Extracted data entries
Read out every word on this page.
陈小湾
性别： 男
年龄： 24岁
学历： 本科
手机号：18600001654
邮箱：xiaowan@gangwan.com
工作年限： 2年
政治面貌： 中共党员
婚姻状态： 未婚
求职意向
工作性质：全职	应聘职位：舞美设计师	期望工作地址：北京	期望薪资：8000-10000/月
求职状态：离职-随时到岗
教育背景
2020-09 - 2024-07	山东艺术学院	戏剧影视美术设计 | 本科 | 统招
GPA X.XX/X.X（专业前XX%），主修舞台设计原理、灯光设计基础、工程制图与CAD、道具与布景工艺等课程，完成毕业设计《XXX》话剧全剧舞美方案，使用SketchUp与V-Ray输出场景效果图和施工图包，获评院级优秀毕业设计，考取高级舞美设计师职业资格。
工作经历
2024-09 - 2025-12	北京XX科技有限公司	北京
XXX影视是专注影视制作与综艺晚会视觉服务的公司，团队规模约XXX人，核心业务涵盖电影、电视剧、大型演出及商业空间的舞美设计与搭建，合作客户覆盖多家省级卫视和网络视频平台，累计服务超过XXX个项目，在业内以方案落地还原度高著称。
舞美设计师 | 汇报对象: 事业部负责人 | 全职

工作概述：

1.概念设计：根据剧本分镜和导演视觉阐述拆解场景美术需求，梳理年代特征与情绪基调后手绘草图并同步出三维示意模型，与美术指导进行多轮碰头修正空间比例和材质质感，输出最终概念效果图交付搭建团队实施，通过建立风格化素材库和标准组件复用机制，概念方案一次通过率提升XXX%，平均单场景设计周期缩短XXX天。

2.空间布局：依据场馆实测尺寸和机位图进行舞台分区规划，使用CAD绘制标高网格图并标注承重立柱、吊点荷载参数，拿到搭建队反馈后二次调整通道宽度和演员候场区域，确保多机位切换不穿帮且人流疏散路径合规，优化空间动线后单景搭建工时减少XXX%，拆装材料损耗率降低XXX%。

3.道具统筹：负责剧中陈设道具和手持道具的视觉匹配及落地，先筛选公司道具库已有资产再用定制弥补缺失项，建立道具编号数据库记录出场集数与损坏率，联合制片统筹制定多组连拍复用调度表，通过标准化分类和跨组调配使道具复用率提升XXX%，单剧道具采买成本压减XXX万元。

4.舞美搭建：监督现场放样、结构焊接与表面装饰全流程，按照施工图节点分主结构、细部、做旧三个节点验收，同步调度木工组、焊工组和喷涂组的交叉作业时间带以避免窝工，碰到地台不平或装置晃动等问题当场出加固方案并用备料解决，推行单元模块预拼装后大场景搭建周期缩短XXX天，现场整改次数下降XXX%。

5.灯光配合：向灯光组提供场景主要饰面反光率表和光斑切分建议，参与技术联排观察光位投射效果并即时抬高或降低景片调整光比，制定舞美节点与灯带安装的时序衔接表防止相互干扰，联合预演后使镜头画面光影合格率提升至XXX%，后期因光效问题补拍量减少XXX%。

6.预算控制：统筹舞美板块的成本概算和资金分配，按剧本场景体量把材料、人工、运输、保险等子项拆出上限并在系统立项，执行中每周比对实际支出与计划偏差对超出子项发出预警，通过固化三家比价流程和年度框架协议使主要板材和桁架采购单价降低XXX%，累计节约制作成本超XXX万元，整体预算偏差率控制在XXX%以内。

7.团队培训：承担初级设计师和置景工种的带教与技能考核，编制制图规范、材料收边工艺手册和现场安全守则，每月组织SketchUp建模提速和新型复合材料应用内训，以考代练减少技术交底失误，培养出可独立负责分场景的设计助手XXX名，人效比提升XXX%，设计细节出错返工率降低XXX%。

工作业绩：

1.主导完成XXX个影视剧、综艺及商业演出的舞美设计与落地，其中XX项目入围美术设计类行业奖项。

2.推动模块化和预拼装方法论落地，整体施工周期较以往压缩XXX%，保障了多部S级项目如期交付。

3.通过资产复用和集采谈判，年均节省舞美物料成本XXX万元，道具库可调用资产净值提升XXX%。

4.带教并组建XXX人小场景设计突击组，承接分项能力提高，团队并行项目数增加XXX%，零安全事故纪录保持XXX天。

**TASK DIRECTIONS**
Can you restate every record above word for word?

**OUTPUT FOR THIS EXERCISE**
Read out every word on this page.
陈小湾
性别： 男
年龄： 24岁
学历： 本科
手机号：18600001654
邮箱：xiaowan@gangwan.com
工作年限： 2年
政治面貌： 中共党员
婚姻状态： 未婚
求职意向
工作性质：全职	应聘职位：舞美设计师	期望工作地址：北京	期望薪资：8000-10000/月
求职状态：离职-随时到岗
教育背景
2020-09 - 2024-07	山东艺术学院	戏剧影视美术设计 | 本科 | 统招
GPA X.XX/X.X（专业前XX%），主修舞台设计原理、灯光设计基础、工程制图与CAD、道具与布景工艺等课程，完成毕业设计《XXX》话剧全剧舞美方案，使用SketchUp与V-Ray输出场景效果图和施工图包，获评院级优秀毕业设计，考取高级舞美设计师职业资格。
工作经历
2024-09 - 2025-12	北京XX科技有限公司	北京
XXX影视是专注影视制作与综艺晚会视觉服务的公司，团队规模约XXX人，核心业务涵盖电影、电视剧、大型演出及商业空间的舞美设计与搭建，合作客户覆盖多家省级卫视和网络视频平台，累计服务超过XXX个项目，在业内以方案落地还原度高著称。
舞美设计师 | 汇报对象: 事业部负责人 | 全职

工作概述：

1.概念设计：根据剧本分镜和导演视觉阐述拆解场景美术需求，梳理年代特征与情绪基调后手绘草图并同步出三维示意模型，与美术指导进行多轮碰头修正空间比例和材质质感，输出最终概念效果图交付搭建团队实施，通过建立风格化素材库和标准组件复用机制，概念方案一次通过率提升XXX%，平均单场景设计周期缩短XXX天。

2.空间布局：依据场馆实测尺寸和机位图进行舞台分区规划，使用CAD绘制标高网格图并标注承重立柱、吊点荷载参数，拿到搭建队反馈后二次调整通道宽度和演员候场区域，确保多机位切换不穿帮且人流疏散路径合规，优化空间动线后单景搭建工时减少XXX%，拆装材料损耗率降低XXX%。

3.道具统筹：负责剧中陈设道具和手持道具的视觉匹配及落地，先筛选公司道具库已有资产再用定制弥补缺失项，建立道具编号数据库记录出场集数与损坏率，联合制片统筹制定多组连拍复用调度表，通过标准化分类和跨组调配使道具复用率提升XXX%，单剧道具采买成本压减XXX万元。

4.舞美搭建：监督现场放样、结构焊接与表面装饰全流程，按照施工图节点分主结构、细部、做旧三个节点验收，同步调度木工组、焊工组和喷涂组的交叉作业时间带以避免窝工，碰到地台不平或装置晃动等问题当场出加固方案并用备料解决，推行单元模块预拼装后大场景搭建周期缩短XXX天，现场整改次数下降XXX%。

5.灯光配合：向灯光组提供场景主要饰面反光率表和光斑切分建议，参与技术联排观察光位投射效果并即时抬高或降低景片调整光比，制定舞美节点与灯带安装的时序衔接表防止相互干扰，联合预演后使镜头画面光影合格率提升至XXX%，后期因光效问题补拍量减少XXX%。

6.预算控制：统筹舞美板块的成本概算和资金分配，按剧本场景体量把材料、人工、运输、保险等子项拆出上限并在系统立项，执行中每周比对实际支出与计划偏差对超出子项发出预警，通过固化三家比价流程和年度框架协议使主要板材和桁架采购单价降低XXX%，累计节约制作成本超XXX万元，整体预算偏差率控制在XXX%以内。

7.团队培训：承担初级设计师和置景工种的带教与技能考核，编制制图规范、材料收边工艺手册和现场安全守则，每月组织SketchUp建模提速和新型复合材料应用内训，以考代练减少技术交底失误，培养出可独立负责分场景的设计助手XXX名，人效比提升XXX%，设计细节出错返工率降低XXX%。

工作业绩：

1.主导完成XXX个影视剧、综艺及商业演出的舞美设计与落地，其中XX项目入围美术设计类行业奖项。

2.推动模块化和预拼装方法论落地，整体施工周期较以往压缩XXX%，保障了多部S级项目如期交付。

3.通过资产复用和集采谈判，年均节省舞美物料成本XXX万元，道具库可调用资产净值提升XXX%。

4.带教并组建XXX人小场景设计突击组，承接分项能力提高，团队并行项目数增加XXX%，零安全事故纪录保持XXX天。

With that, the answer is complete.